• **Instructions for the task**
Your task is to extract every entry that follows word for word while excluding the pictures.

• **Information shown**
···

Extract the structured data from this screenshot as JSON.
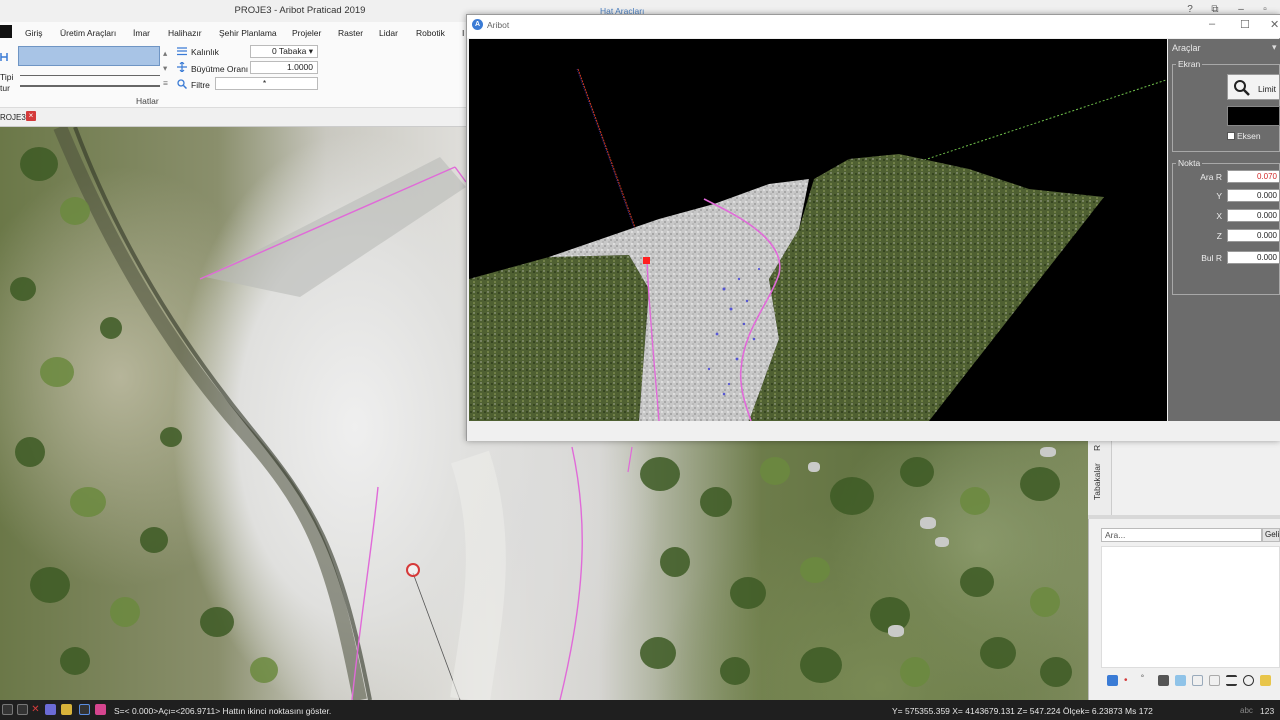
{
  "app": {
    "title": "PROJE3 - Aribot Praticad 2019",
    "context_tab": "Hat Araçları",
    "controls": {
      "help": "?",
      "restore": "⧉",
      "minimize": "–",
      "maximize": "▫"
    }
  },
  "menu": {
    "items": [
      "Giriş",
      "Üretim Araçları",
      "İmar",
      "Halihazır",
      "Şehir Planlama",
      "Projeler",
      "Raster",
      "Lidar",
      "Robotik",
      "I"
    ]
  },
  "ribbon": {
    "left_labels": [
      "Tipi",
      "tur"
    ],
    "kalinlik_label": "Kalınlık",
    "kalinlik_value": "0 Tabaka",
    "buyutme_label": "Büyütme Oranı",
    "buyutme_value": "1.0000",
    "filtre_label": "Filtre",
    "filtre_value": "*",
    "group_label": "Hatlar"
  },
  "document_tab": {
    "label": "ROJE3",
    "close": "×"
  },
  "viewer": {
    "title": "Aribot",
    "logo": "A",
    "controls": {
      "minimize": "–",
      "maximize": "☐",
      "close": "✕"
    },
    "tools": {
      "header": "Araçlar",
      "pin": "▾",
      "ekran_legend": "Ekran",
      "limit_label": "Limit",
      "eksen_label": "Eksen",
      "eksen_checked": false,
      "nokta_legend": "Nokta",
      "fields": [
        {
          "label": "Ara R",
          "value": "0.070",
          "highlight": true
        },
        {
          "label": "Y",
          "value": "0.000",
          "highlight": false
        },
        {
          "label": "X",
          "value": "0.000",
          "highlight": false
        },
        {
          "label": "Z",
          "value": "0.000",
          "highlight": false
        },
        {
          "label": "Bul R",
          "value": "0.000",
          "highlight": false
        }
      ]
    }
  },
  "dock": {
    "vertical_tabs": [
      "Tabakalar",
      "R"
    ],
    "search_placeholder": "Ara...",
    "search_button": "Gelişmiş"
  },
  "status": {
    "message": "S=< 0.000>Açı=<206.9711> Hattın ikinci noktasını göster.",
    "coords": "Y= 575355.359 X= 4143679.131 Z= 547.224  Ölçek= 6.23873 Ms 172",
    "right_text": "abc",
    "right_number": "123"
  },
  "colors": {
    "accent_blue": "#4a7fc1",
    "selection_pink": "#e06ad8",
    "marker_red": "#d63a3a",
    "tools_panel_bg": "#6c6c6c"
  }
}
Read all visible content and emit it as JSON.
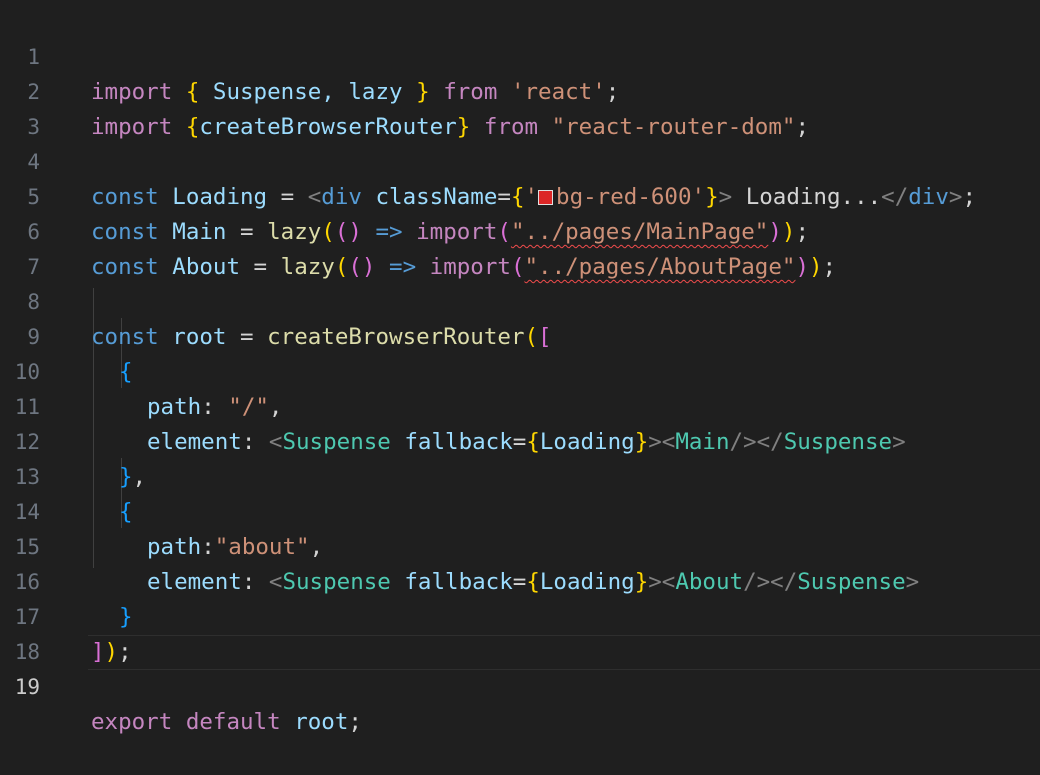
{
  "editor": {
    "active_line": "19",
    "lines": [
      {
        "number": "1",
        "tokens": [
          "import",
          " ",
          "{",
          " Suspense, lazy ",
          "}",
          " ",
          "from",
          " ",
          "'react'",
          ";"
        ]
      },
      {
        "number": "2",
        "tokens": [
          "import",
          " ",
          "{",
          "createBrowserRouter",
          "}",
          " ",
          "from",
          " ",
          "\"react-router-dom\"",
          ";"
        ]
      },
      {
        "number": "3",
        "tokens": []
      },
      {
        "number": "4",
        "tokens": [
          "const",
          " ",
          "Loading",
          " = ",
          "<",
          "div",
          " ",
          "className",
          "=",
          "{",
          "'",
          "bg-red-600'",
          "}",
          ">",
          " Loading...",
          "</",
          "div",
          ">",
          ";"
        ]
      },
      {
        "number": "5",
        "tokens": [
          "const",
          " ",
          "Main",
          " = ",
          "lazy",
          "(",
          "()",
          " => ",
          "import",
          "(",
          "\"../pages/MainPage\"",
          ")",
          ")",
          ";"
        ]
      },
      {
        "number": "6",
        "tokens": [
          "const",
          " ",
          "About",
          " = ",
          "lazy",
          "(",
          "()",
          " => ",
          "import",
          "(",
          "\"../pages/AboutPage\"",
          ")",
          ")",
          ";"
        ]
      },
      {
        "number": "7",
        "tokens": []
      },
      {
        "number": "8",
        "tokens": [
          "const",
          " ",
          "root",
          " = ",
          "createBrowserRouter",
          "(",
          "["
        ]
      },
      {
        "number": "9",
        "tokens": [
          "{"
        ]
      },
      {
        "number": "10",
        "tokens": [
          "path",
          ": ",
          "\"/\"",
          ","
        ]
      },
      {
        "number": "11",
        "tokens": [
          "element",
          ": ",
          "<",
          "Suspense",
          " ",
          "fallback",
          "=",
          "{",
          "Loading",
          "}",
          "><",
          "Main",
          "/></",
          "Suspense",
          ">"
        ]
      },
      {
        "number": "12",
        "tokens": [
          "}",
          ","
        ]
      },
      {
        "number": "13",
        "tokens": [
          "{"
        ]
      },
      {
        "number": "14",
        "tokens": [
          "path",
          ":",
          "\"about\"",
          ","
        ]
      },
      {
        "number": "15",
        "tokens": [
          "element",
          ": ",
          "<",
          "Suspense",
          " ",
          "fallback",
          "=",
          "{",
          "Loading",
          "}",
          "><",
          "About",
          "/></",
          "Suspense",
          ">"
        ]
      },
      {
        "number": "16",
        "tokens": [
          "}"
        ]
      },
      {
        "number": "17",
        "tokens": [
          "]",
          ")",
          ";"
        ]
      },
      {
        "number": "18",
        "tokens": []
      },
      {
        "number": "19",
        "tokens": [
          "export",
          " ",
          "default",
          " ",
          "root",
          ";"
        ]
      }
    ],
    "color_decorator": {
      "line": "4",
      "color": "#dc2626"
    },
    "error_squiggles": [
      "\"../pages/MainPage\"",
      "\"../pages/AboutPage\""
    ]
  },
  "theme": {
    "background": "#1f1f1f",
    "keyword_control": "#c586c0",
    "keyword": "#569cd6",
    "variable": "#9cdcfe",
    "function": "#dcdcaa",
    "string": "#ce9178",
    "component": "#4ec9b0",
    "bracket_level1": "#ffd700",
    "bracket_level2": "#da70d6",
    "bracket_level3": "#179fff",
    "error": "#f14c4c"
  }
}
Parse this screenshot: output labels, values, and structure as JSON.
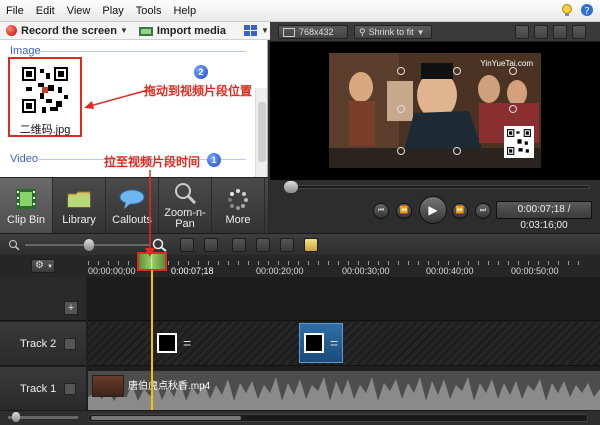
{
  "menu": [
    "File",
    "Edit",
    "View",
    "Play",
    "Tools",
    "Help"
  ],
  "toolbar": {
    "record_label": "Record the screen",
    "import_label": "Import media"
  },
  "clip_bin": {
    "section_image": "Image",
    "image_file": "二维码.jpg",
    "section_video": "Video"
  },
  "annotations": {
    "drag_text": "拖动到视频片段位置",
    "drag_num": "2",
    "pull_text": "拉至视频片段时间",
    "pull_num": "1"
  },
  "tools": [
    {
      "label": "Clip Bin",
      "icon": "film-icon"
    },
    {
      "label": "Library",
      "icon": "folder-icon"
    },
    {
      "label": "Callouts",
      "icon": "speech-bubble-icon"
    },
    {
      "label": "Zoom-n-\nPan",
      "icon": "magnifier-icon"
    },
    {
      "label": "More",
      "icon": "spinner-icon"
    }
  ],
  "preview": {
    "resolution": "768x432",
    "fit_mode": "Shrink to fit",
    "watermark": "YinYueTai.com",
    "time": "0:00:07;18 / 0:03:16;00"
  },
  "timeline": {
    "ticks": [
      "00:00:00;00",
      "0:00:07;18",
      "00:00:20;00",
      "00:00:30;00",
      "00:00:40;00",
      "00:00:50;00"
    ],
    "tracks": [
      {
        "name": "Track 2"
      },
      {
        "name": "Track 1",
        "clip": "唐伯虎点秋香.mp4"
      }
    ]
  },
  "colors": {
    "annotation_red": "#e02a1f",
    "playhead_yellow": "#f2c400",
    "accent_blue": "#3b62c9"
  }
}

···

• **The answer**
Extract the structured data from this screenshot as JSON.
{
  "app": {
    "title": "PROJE3 - Aribot Praticad 2019",
    "context_tab": "Hat Araçları",
    "controls": {
      "help": "?",
      "restore": "⧉",
      "minimize": "–",
      "maximize": "▫"
    }
  },
  "menu": {
    "items": [
      "Giriş",
      "Üretim Araçları",
      "İmar",
      "Halihazır",
      "Şehir Planlama",
      "Projeler",
      "Raster",
      "Lidar",
      "Robotik",
      "I"
    ]
  },
  "ribbon": {
    "left_labels": [
      "Tipi",
      "tur"
    ],
    "kalinlik_label": "Kalınlık",
    "kalinlik_value": "0 Tabaka",
    "buyutme_label": "Büyütme Oranı",
    "buyutme_value": "1.0000",
    "filtre_label": "Filtre",
    "filtre_value": "*",
    "group_label": "Hatlar"
  },
  "document_tab": {
    "label": "ROJE3",
    "close": "×"
  },
  "viewer": {
    "title": "Aribot",
    "logo": "A",
    "controls": {
      "minimize": "–",
      "maximize": "☐",
      "close": "✕"
    },
    "tools": {
      "header": "Araçlar",
      "pin": "▾",
      "ekran_legend": "Ekran",
      "limit_label": "Limit",
      "eksen_label": "Eksen",
      "eksen_checked": false,
      "nokta_legend": "Nokta",
      "fields": [
        {
          "label": "Ara R",
          "value": "0.070",
          "highlight": true
        },
        {
          "label": "Y",
          "value": "0.000",
          "highlight": false
        },
        {
          "label": "X",
          "value": "0.000",
          "highlight": false
        },
        {
          "label": "Z",
          "value": "0.000",
          "highlight": false
        },
        {
          "label": "Bul R",
          "value": "0.000",
          "highlight": false
        }
      ]
    }
  },
  "dock": {
    "vertical_tabs": [
      "Tabakalar",
      "R"
    ],
    "search_placeholder": "Ara...",
    "search_button": "Gelişmiş"
  },
  "status": {
    "message": "S=< 0.000>Açı=<206.9711> Hattın ikinci noktasını göster.",
    "coords": "Y= 575355.359 X= 4143679.131 Z= 547.224  Ölçek= 6.23873 Ms 172",
    "right_text": "abc",
    "right_number": "123"
  },
  "colors": {
    "accent_blue": "#4a7fc1",
    "selection_pink": "#e06ad8",
    "marker_red": "#d63a3a",
    "tools_panel_bg": "#6c6c6c"
  }
}
Read all visible content and emit it as JSON.
{
  "editor": {
    "active_line": "19",
    "lines": [
      {
        "number": "1",
        "tokens": [
          "import",
          " ",
          "{",
          " Suspense, lazy ",
          "}",
          " ",
          "from",
          " ",
          "'react'",
          ";"
        ]
      },
      {
        "number": "2",
        "tokens": [
          "import",
          " ",
          "{",
          "createBrowserRouter",
          "}",
          " ",
          "from",
          " ",
          "\"react-router-dom\"",
          ";"
        ]
      },
      {
        "number": "3",
        "tokens": []
      },
      {
        "number": "4",
        "tokens": [
          "const",
          " ",
          "Loading",
          " = ",
          "<",
          "div",
          " ",
          "className",
          "=",
          "{",
          "'",
          "bg-red-600'",
          "}",
          ">",
          " Loading...",
          "</",
          "div",
          ">",
          ";"
        ]
      },
      {
        "number": "5",
        "tokens": [
          "const",
          " ",
          "Main",
          " = ",
          "lazy",
          "(",
          "()",
          " => ",
          "import",
          "(",
          "\"../pages/MainPage\"",
          ")",
          ")",
          ";"
        ]
      },
      {
        "number": "6",
        "tokens": [
          "const",
          " ",
          "About",
          " = ",
          "lazy",
          "(",
          "()",
          " => ",
          "import",
          "(",
          "\"../pages/AboutPage\"",
          ")",
          ")",
          ";"
        ]
      },
      {
        "number": "7",
        "tokens": []
      },
      {
        "number": "8",
        "tokens": [
          "const",
          " ",
          "root",
          " = ",
          "createBrowserRouter",
          "(",
          "["
        ]
      },
      {
        "number": "9",
        "tokens": [
          "{"
        ]
      },
      {
        "number": "10",
        "tokens": [
          "path",
          ": ",
          "\"/\"",
          ","
        ]
      },
      {
        "number": "11",
        "tokens": [
          "element",
          ": ",
          "<",
          "Suspense",
          " ",
          "fallback",
          "=",
          "{",
          "Loading",
          "}",
          "><",
          "Main",
          "/></",
          "Suspense",
          ">"
        ]
      },
      {
        "number": "12",
        "tokens": [
          "}",
          ","
        ]
      },
      {
        "number": "13",
        "tokens": [
          "{"
        ]
      },
      {
        "number": "14",
        "tokens": [
          "path",
          ":",
          "\"about\"",
          ","
        ]
      },
      {
        "number": "15",
        "tokens": [
          "element",
          ": ",
          "<",
          "Suspense",
          " ",
          "fallback",
          "=",
          "{",
          "Loading",
          "}",
          "><",
          "About",
          "/></",
          "Suspense",
          ">"
        ]
      },
      {
        "number": "16",
        "tokens": [
          "}"
        ]
      },
      {
        "number": "17",
        "tokens": [
          "]",
          ")",
          ";"
        ]
      },
      {
        "number": "18",
        "tokens": []
      },
      {
        "number": "19",
        "tokens": [
          "export",
          " ",
          "default",
          " ",
          "root",
          ";"
        ]
      }
    ],
    "color_decorator": {
      "line": "4",
      "color": "#dc2626"
    },
    "error_squiggles": [
      "\"../pages/MainPage\"",
      "\"../pages/AboutPage\""
    ]
  },
  "theme": {
    "background": "#1f1f1f",
    "keyword_control": "#c586c0",
    "keyword": "#569cd6",
    "variable": "#9cdcfe",
    "function": "#dcdcaa",
    "string": "#ce9178",
    "component": "#4ec9b0",
    "bracket_level1": "#ffd700",
    "bracket_level2": "#da70d6",
    "bracket_level3": "#179fff",
    "error": "#f14c4c"
  }
}
Parse this screenshot: output labels, values, and structure as JSON.
{
  "menu": [
    "File",
    "Edit",
    "View",
    "Play",
    "Tools",
    "Help"
  ],
  "toolbar": {
    "record_label": "Record the screen",
    "import_label": "Import media"
  },
  "clip_bin": {
    "section_image": "Image",
    "image_file": "二维码.jpg",
    "section_video": "Video"
  },
  "annotations": {
    "drag_text": "拖动到视频片段位置",
    "drag_num": "2",
    "pull_text": "拉至视频片段时间",
    "pull_num": "1"
  },
  "tools": [
    {
      "label": "Clip Bin",
      "icon": "film-icon"
    },
    {
      "label": "Library",
      "icon": "folder-icon"
    },
    {
      "label": "Callouts",
      "icon": "speech-bubble-icon"
    },
    {
      "label": "Zoom-n-\nPan",
      "icon": "magnifier-icon"
    },
    {
      "label": "More",
      "icon": "spinner-icon"
    }
  ],
  "preview": {
    "resolution": "768x432",
    "fit_mode": "Shrink to fit",
    "watermark": "YinYueTai.com",
    "time": "0:00:07;18 / 0:03:16;00"
  },
  "timeline": {
    "ticks": [
      "00:00:00;00",
      "0:00:07;18",
      "00:00:20;00",
      "00:00:30;00",
      "00:00:40;00",
      "00:00:50;00"
    ],
    "tracks": [
      {
        "name": "Track 2"
      },
      {
        "name": "Track 1",
        "clip": "唐伯虎点秋香.mp4"
      }
    ]
  },
  "colors": {
    "annotation_red": "#e02a1f",
    "playhead_yellow": "#f2c400",
    "accent_blue": "#3b62c9"
  }
}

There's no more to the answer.